Dataset entries:
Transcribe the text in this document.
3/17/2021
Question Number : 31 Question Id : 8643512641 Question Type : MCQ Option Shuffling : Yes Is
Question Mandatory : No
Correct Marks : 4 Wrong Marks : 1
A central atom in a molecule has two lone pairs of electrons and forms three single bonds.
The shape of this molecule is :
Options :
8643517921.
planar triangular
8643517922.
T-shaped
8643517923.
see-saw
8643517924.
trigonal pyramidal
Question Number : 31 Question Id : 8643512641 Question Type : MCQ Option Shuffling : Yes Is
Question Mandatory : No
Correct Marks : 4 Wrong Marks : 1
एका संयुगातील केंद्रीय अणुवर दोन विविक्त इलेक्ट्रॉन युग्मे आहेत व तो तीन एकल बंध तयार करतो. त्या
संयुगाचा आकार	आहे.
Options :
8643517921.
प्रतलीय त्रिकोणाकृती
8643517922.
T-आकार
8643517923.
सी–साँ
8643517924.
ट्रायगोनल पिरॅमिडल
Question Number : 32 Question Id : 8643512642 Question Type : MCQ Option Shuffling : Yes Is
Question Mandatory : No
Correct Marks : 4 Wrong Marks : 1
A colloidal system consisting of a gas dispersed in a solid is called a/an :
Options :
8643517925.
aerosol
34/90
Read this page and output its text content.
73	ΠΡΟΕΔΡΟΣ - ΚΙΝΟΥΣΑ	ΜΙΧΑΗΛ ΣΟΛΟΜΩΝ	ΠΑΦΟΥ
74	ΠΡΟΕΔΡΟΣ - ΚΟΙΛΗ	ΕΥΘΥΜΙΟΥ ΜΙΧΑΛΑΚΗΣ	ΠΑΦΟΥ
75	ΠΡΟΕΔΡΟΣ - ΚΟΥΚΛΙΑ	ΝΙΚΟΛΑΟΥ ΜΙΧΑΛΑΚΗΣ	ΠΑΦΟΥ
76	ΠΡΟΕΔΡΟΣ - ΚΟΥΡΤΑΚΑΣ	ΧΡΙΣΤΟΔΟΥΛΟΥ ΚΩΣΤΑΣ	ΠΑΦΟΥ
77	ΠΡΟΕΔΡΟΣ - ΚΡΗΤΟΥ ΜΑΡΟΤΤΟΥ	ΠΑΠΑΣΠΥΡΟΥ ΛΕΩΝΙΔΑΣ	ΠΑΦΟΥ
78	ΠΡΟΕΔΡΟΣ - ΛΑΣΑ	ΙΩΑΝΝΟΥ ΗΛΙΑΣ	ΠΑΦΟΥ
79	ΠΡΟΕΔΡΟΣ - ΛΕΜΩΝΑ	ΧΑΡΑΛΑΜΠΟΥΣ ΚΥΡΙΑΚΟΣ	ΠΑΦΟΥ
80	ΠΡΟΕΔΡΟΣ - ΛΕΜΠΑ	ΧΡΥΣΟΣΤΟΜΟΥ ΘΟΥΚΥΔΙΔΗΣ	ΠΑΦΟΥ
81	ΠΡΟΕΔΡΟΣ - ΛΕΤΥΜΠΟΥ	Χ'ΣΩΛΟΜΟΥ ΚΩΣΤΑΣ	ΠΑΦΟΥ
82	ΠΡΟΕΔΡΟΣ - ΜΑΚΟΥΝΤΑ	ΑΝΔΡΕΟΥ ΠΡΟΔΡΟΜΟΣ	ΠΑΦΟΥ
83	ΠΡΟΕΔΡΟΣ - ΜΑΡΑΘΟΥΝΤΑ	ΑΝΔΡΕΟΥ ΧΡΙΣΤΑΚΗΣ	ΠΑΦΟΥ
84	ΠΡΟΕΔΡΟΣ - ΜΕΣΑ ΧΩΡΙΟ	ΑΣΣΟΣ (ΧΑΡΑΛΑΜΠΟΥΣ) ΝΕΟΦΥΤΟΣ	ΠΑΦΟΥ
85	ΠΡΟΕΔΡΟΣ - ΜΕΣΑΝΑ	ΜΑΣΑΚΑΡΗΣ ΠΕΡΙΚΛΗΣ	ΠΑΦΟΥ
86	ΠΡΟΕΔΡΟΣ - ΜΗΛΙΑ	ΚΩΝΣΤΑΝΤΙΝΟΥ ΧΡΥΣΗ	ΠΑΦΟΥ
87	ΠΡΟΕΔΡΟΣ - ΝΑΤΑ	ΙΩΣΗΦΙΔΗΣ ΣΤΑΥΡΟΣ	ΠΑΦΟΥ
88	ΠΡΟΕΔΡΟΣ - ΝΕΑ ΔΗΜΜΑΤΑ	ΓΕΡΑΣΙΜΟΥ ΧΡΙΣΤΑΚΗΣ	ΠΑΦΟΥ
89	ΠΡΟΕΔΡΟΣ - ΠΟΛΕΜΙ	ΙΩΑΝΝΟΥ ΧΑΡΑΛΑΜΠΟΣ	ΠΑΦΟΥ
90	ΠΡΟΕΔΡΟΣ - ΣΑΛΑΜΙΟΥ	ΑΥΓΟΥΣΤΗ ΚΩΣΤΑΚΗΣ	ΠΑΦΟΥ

Work to be completed: Reproduce exactly the line that holds "Read this page and output its text content.", then every line after it, ending with the final line of the records above.

Finished answer:
Read this page and output its text content.
73	ΠΡΟΕΔΡΟΣ - ΚΙΝΟΥΣΑ	ΜΙΧΑΗΛ ΣΟΛΟΜΩΝ	ΠΑΦΟΥ
74	ΠΡΟΕΔΡΟΣ - ΚΟΙΛΗ	ΕΥΘΥΜΙΟΥ ΜΙΧΑΛΑΚΗΣ	ΠΑΦΟΥ
75	ΠΡΟΕΔΡΟΣ - ΚΟΥΚΛΙΑ	ΝΙΚΟΛΑΟΥ ΜΙΧΑΛΑΚΗΣ	ΠΑΦΟΥ
76	ΠΡΟΕΔΡΟΣ - ΚΟΥΡΤΑΚΑΣ	ΧΡΙΣΤΟΔΟΥΛΟΥ ΚΩΣΤΑΣ	ΠΑΦΟΥ
77	ΠΡΟΕΔΡΟΣ - ΚΡΗΤΟΥ ΜΑΡΟΤΤΟΥ	ΠΑΠΑΣΠΥΡΟΥ ΛΕΩΝΙΔΑΣ	ΠΑΦΟΥ
78	ΠΡΟΕΔΡΟΣ - ΛΑΣΑ	ΙΩΑΝΝΟΥ ΗΛΙΑΣ	ΠΑΦΟΥ
79	ΠΡΟΕΔΡΟΣ - ΛΕΜΩΝΑ	ΧΑΡΑΛΑΜΠΟΥΣ ΚΥΡΙΑΚΟΣ	ΠΑΦΟΥ
80	ΠΡΟΕΔΡΟΣ - ΛΕΜΠΑ	ΧΡΥΣΟΣΤΟΜΟΥ ΘΟΥΚΥΔΙΔΗΣ	ΠΑΦΟΥ
81	ΠΡΟΕΔΡΟΣ - ΛΕΤΥΜΠΟΥ	Χ'ΣΩΛΟΜΟΥ ΚΩΣΤΑΣ	ΠΑΦΟΥ
82	ΠΡΟΕΔΡΟΣ - ΜΑΚΟΥΝΤΑ	ΑΝΔΡΕΟΥ ΠΡΟΔΡΟΜΟΣ	ΠΑΦΟΥ
83	ΠΡΟΕΔΡΟΣ - ΜΑΡΑΘΟΥΝΤΑ	ΑΝΔΡΕΟΥ ΧΡΙΣΤΑΚΗΣ	ΠΑΦΟΥ
84	ΠΡΟΕΔΡΟΣ - ΜΕΣΑ ΧΩΡΙΟ	ΑΣΣΟΣ (ΧΑΡΑΛΑΜΠΟΥΣ) ΝΕΟΦΥΤΟΣ	ΠΑΦΟΥ
85	ΠΡΟΕΔΡΟΣ - ΜΕΣΑΝΑ	ΜΑΣΑΚΑΡΗΣ ΠΕΡΙΚΛΗΣ	ΠΑΦΟΥ
86	ΠΡΟΕΔΡΟΣ - ΜΗΛΙΑ	ΚΩΝΣΤΑΝΤΙΝΟΥ ΧΡΥΣΗ	ΠΑΦΟΥ
87	ΠΡΟΕΔΡΟΣ - ΝΑΤΑ	ΙΩΣΗΦΙΔΗΣ ΣΤΑΥΡΟΣ	ΠΑΦΟΥ
88	ΠΡΟΕΔΡΟΣ - ΝΕΑ ΔΗΜΜΑΤΑ	ΓΕΡΑΣΙΜΟΥ ΧΡΙΣΤΑΚΗΣ	ΠΑΦΟΥ
89	ΠΡΟΕΔΡΟΣ - ΠΟΛΕΜΙ	ΙΩΑΝΝΟΥ ΧΑΡΑΛΑΜΠΟΣ	ΠΑΦΟΥ
90	ΠΡΟΕΔΡΟΣ - ΣΑΛΑΜΙΟΥ	ΑΥΓΟΥΣΤΗ ΚΩΣΤΑΚΗΣ	ΠΑΦΟΥ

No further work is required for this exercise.